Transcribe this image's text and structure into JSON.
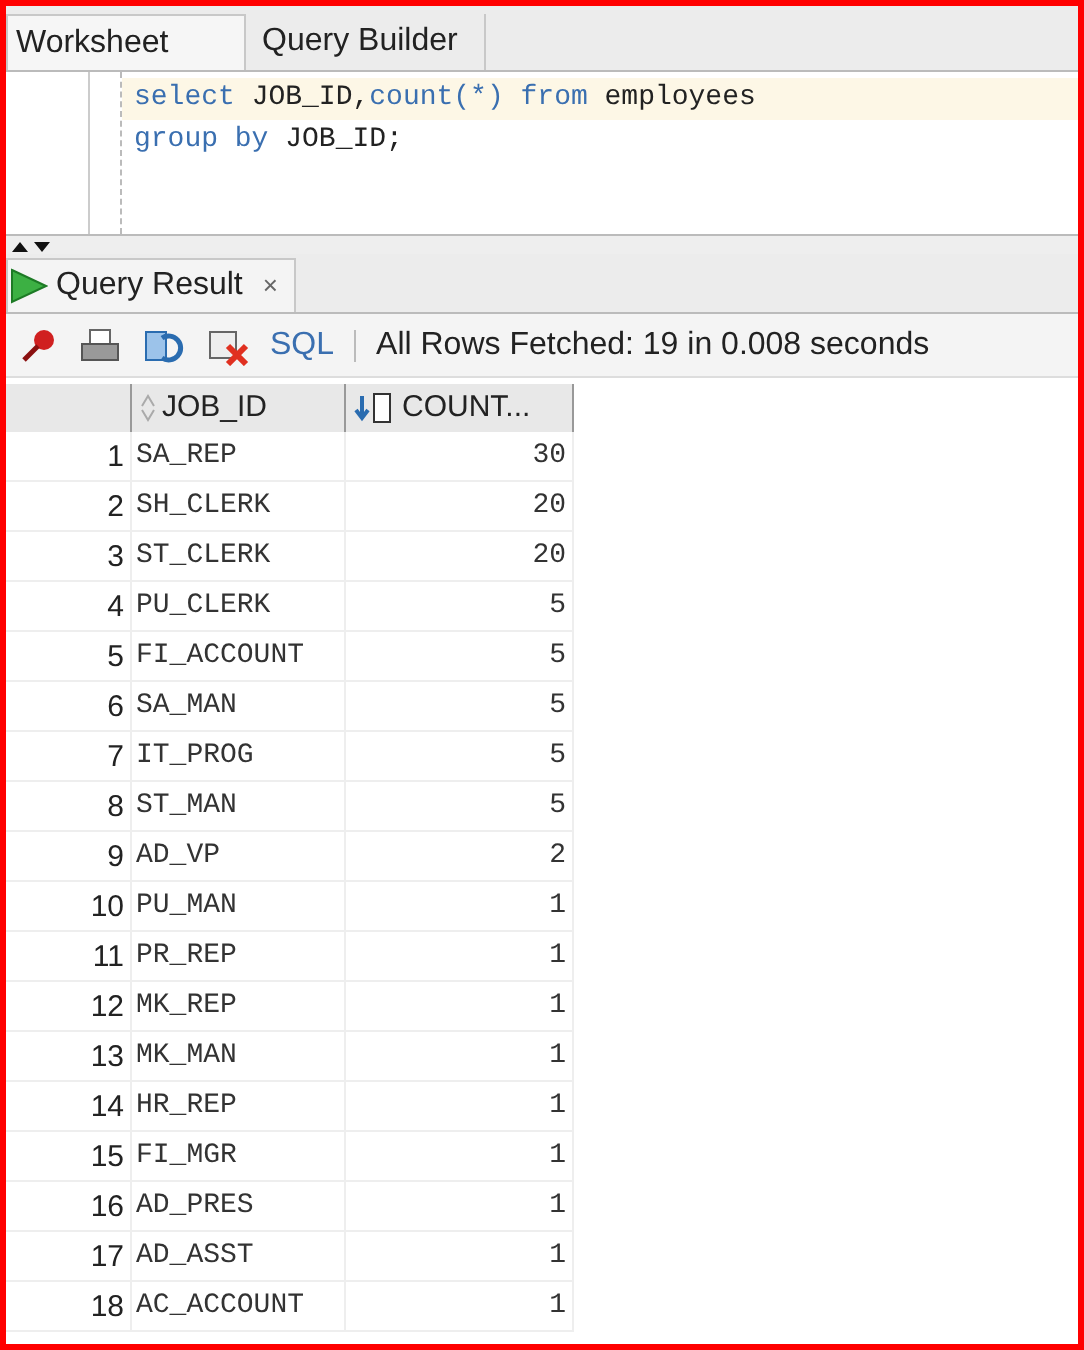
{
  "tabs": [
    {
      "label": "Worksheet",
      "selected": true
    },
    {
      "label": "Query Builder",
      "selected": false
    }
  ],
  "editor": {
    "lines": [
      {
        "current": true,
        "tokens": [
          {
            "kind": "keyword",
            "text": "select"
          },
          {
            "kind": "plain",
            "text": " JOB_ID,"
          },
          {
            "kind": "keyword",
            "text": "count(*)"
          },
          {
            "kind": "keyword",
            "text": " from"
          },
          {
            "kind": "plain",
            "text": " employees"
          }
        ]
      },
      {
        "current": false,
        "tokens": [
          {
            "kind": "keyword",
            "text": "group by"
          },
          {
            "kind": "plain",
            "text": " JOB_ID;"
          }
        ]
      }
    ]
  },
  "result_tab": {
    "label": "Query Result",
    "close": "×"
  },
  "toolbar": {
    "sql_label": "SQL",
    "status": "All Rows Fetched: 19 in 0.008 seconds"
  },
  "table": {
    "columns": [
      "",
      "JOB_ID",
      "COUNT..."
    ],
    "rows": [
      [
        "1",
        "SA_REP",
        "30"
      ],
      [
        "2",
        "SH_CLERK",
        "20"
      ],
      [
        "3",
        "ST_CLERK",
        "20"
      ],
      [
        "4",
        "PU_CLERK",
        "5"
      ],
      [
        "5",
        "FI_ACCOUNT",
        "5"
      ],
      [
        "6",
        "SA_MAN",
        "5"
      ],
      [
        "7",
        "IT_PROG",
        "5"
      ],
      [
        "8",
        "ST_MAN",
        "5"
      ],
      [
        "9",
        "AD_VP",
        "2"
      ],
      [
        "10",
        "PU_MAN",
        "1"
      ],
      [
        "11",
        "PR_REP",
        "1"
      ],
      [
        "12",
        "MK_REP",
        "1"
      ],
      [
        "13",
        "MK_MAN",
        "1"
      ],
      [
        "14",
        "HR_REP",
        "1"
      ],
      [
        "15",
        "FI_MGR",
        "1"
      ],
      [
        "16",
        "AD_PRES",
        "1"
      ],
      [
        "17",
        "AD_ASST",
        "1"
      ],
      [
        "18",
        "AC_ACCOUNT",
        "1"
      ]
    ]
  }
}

**What needs to be done:** The records above must be echoed exactly, minus their pictures.

**Answer to this problem:**
Transcribe this image's text and structure into JSON.
{
  "tabs": [
    {
      "label": "Worksheet",
      "selected": true
    },
    {
      "label": "Query Builder",
      "selected": false
    }
  ],
  "editor": {
    "lines": [
      {
        "current": true,
        "tokens": [
          {
            "kind": "keyword",
            "text": "select"
          },
          {
            "kind": "plain",
            "text": " JOB_ID,"
          },
          {
            "kind": "keyword",
            "text": "count(*)"
          },
          {
            "kind": "keyword",
            "text": " from"
          },
          {
            "kind": "plain",
            "text": " employees"
          }
        ]
      },
      {
        "current": false,
        "tokens": [
          {
            "kind": "keyword",
            "text": "group by"
          },
          {
            "kind": "plain",
            "text": " JOB_ID;"
          }
        ]
      }
    ]
  },
  "result_tab": {
    "label": "Query Result",
    "close": "×"
  },
  "toolbar": {
    "sql_label": "SQL",
    "status": "All Rows Fetched: 19 in 0.008 seconds"
  },
  "table": {
    "columns": [
      "",
      "JOB_ID",
      "COUNT..."
    ],
    "rows": [
      [
        "1",
        "SA_REP",
        "30"
      ],
      [
        "2",
        "SH_CLERK",
        "20"
      ],
      [
        "3",
        "ST_CLERK",
        "20"
      ],
      [
        "4",
        "PU_CLERK",
        "5"
      ],
      [
        "5",
        "FI_ACCOUNT",
        "5"
      ],
      [
        "6",
        "SA_MAN",
        "5"
      ],
      [
        "7",
        "IT_PROG",
        "5"
      ],
      [
        "8",
        "ST_MAN",
        "5"
      ],
      [
        "9",
        "AD_VP",
        "2"
      ],
      [
        "10",
        "PU_MAN",
        "1"
      ],
      [
        "11",
        "PR_REP",
        "1"
      ],
      [
        "12",
        "MK_REP",
        "1"
      ],
      [
        "13",
        "MK_MAN",
        "1"
      ],
      [
        "14",
        "HR_REP",
        "1"
      ],
      [
        "15",
        "FI_MGR",
        "1"
      ],
      [
        "16",
        "AD_PRES",
        "1"
      ],
      [
        "17",
        "AD_ASST",
        "1"
      ],
      [
        "18",
        "AC_ACCOUNT",
        "1"
      ]
    ]
  }
}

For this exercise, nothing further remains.